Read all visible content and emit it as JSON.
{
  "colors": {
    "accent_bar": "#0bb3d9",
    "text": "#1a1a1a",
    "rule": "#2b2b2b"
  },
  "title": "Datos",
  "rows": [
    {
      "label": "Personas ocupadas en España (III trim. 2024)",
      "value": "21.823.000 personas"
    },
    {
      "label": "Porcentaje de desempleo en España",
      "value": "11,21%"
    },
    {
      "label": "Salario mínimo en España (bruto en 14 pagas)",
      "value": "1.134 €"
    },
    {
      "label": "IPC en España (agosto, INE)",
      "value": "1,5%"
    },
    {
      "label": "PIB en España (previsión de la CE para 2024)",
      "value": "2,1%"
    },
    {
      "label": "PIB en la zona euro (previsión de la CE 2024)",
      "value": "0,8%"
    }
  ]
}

□ □ □

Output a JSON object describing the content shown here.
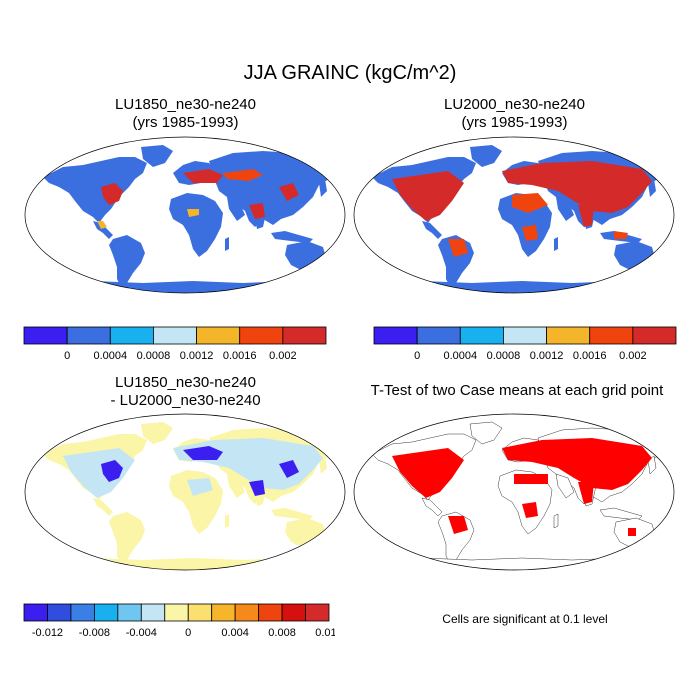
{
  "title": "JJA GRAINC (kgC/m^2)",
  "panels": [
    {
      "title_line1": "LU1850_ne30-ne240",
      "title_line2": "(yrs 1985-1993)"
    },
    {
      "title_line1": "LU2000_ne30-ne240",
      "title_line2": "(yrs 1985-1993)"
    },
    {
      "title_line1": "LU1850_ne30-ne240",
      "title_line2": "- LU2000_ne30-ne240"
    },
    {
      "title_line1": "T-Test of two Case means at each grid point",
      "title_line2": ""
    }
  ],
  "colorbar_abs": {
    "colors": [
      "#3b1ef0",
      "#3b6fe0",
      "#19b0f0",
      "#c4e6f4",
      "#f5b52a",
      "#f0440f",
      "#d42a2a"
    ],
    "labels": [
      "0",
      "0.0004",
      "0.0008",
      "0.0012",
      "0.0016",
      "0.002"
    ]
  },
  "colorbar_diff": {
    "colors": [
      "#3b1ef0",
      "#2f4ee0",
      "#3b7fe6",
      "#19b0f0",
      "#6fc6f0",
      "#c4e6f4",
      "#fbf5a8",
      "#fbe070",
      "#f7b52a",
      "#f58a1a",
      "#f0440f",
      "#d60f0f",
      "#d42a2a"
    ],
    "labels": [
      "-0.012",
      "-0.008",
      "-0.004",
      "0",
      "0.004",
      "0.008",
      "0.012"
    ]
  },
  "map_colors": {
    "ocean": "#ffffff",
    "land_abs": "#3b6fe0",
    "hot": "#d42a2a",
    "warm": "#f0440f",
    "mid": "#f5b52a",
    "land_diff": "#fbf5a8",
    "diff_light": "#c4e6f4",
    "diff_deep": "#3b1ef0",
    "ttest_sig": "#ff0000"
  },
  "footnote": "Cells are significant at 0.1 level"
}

□ □ □

> [SHORT TASK]: Copy out each line of the records that holds the string "España".

> [FULL ANSWER]:
      "label": "Personas ocupadas en España (III trim. 2024)",
      "label": "Porcentaje de desempleo en España",
      "label": "Salario mínimo en España (bruto en 14 pagas)",
      "label": "IPC en España (agosto, INE)",
      "label": "PIB en España (previsión de la CE para 2024)",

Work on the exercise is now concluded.